##### DATA FOR THIS TASK #####

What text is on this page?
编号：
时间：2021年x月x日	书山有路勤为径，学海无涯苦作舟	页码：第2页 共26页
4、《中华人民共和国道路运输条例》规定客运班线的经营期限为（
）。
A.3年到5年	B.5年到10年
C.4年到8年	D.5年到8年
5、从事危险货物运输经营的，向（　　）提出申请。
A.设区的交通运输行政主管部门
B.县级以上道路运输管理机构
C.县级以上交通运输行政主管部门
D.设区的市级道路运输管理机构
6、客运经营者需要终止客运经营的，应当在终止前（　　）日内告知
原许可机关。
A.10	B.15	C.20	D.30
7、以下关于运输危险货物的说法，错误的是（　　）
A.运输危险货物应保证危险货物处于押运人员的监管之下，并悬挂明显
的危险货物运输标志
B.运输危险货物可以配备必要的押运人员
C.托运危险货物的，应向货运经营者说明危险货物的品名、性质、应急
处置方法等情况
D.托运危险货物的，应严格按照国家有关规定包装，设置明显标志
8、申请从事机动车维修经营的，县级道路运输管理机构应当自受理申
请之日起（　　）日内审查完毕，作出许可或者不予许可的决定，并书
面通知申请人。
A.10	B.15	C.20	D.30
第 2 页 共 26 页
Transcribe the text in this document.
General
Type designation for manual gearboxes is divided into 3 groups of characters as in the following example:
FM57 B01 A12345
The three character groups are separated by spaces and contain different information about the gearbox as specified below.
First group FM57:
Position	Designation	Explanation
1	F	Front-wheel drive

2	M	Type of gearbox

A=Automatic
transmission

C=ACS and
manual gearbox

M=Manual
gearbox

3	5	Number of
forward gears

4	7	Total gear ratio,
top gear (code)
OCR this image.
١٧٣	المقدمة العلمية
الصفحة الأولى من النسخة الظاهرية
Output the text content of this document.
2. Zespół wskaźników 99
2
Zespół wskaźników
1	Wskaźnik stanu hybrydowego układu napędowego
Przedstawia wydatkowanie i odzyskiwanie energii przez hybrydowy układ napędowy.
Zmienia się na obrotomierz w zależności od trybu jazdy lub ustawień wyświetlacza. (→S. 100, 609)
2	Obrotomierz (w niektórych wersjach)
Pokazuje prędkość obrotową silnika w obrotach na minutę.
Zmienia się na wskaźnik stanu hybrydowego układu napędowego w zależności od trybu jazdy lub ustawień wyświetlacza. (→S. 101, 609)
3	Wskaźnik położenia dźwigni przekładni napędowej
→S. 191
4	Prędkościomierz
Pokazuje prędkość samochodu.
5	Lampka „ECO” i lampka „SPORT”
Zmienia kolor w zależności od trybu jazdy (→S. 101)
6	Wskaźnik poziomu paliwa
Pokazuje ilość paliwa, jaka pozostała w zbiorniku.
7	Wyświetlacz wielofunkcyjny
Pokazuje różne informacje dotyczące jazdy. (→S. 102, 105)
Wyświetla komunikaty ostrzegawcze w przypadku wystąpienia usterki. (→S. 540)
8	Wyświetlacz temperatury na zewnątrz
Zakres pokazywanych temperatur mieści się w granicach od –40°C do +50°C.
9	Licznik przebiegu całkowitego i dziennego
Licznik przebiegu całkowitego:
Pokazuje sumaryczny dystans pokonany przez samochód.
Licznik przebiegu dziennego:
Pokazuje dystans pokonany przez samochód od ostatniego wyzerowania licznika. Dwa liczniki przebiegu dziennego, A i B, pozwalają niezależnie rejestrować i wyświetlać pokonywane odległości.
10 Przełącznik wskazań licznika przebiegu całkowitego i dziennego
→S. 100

#####

DIRECTION – Copy, character for character, the lines from the line that holds "Output the text content of this document." through the final line of the records above.

REPLY TO THE EXERCISE –
Output the text content of this document.
2. Zespół wskaźników 99
2
Zespół wskaźników
1	Wskaźnik stanu hybrydowego układu napędowego
Przedstawia wydatkowanie i odzyskiwanie energii przez hybrydowy układ napędowy.
Zmienia się na obrotomierz w zależności od trybu jazdy lub ustawień wyświetlacza. (→S. 100, 609)
2	Obrotomierz (w niektórych wersjach)
Pokazuje prędkość obrotową silnika w obrotach na minutę.
Zmienia się na wskaźnik stanu hybrydowego układu napędowego w zależności od trybu jazdy lub ustawień wyświetlacza. (→S. 101, 609)
3	Wskaźnik położenia dźwigni przekładni napędowej
→S. 191
4	Prędkościomierz
Pokazuje prędkość samochodu.
5	Lampka „ECO” i lampka „SPORT”
Zmienia kolor w zależności od trybu jazdy (→S. 101)
6	Wskaźnik poziomu paliwa
Pokazuje ilość paliwa, jaka pozostała w zbiorniku.
7	Wyświetlacz wielofunkcyjny
Pokazuje różne informacje dotyczące jazdy. (→S. 102, 105)
Wyświetla komunikaty ostrzegawcze w przypadku wystąpienia usterki. (→S. 540)
8	Wyświetlacz temperatury na zewnątrz
Zakres pokazywanych temperatur mieści się w granicach od –40°C do +50°C.
9	Licznik przebiegu całkowitego i dziennego
Licznik przebiegu całkowitego:
Pokazuje sumaryczny dystans pokonany przez samochód.
Licznik przebiegu dziennego:
Pokazuje dystans pokonany przez samochód od ostatniego wyzerowania licznika. Dwa liczniki przebiegu dziennego, A i B, pozwalają niezależnie rejestrować i wyświetlać pokonywane odległości.
10 Przełącznik wskazań licznika przebiegu całkowitego i dziennego
→S. 100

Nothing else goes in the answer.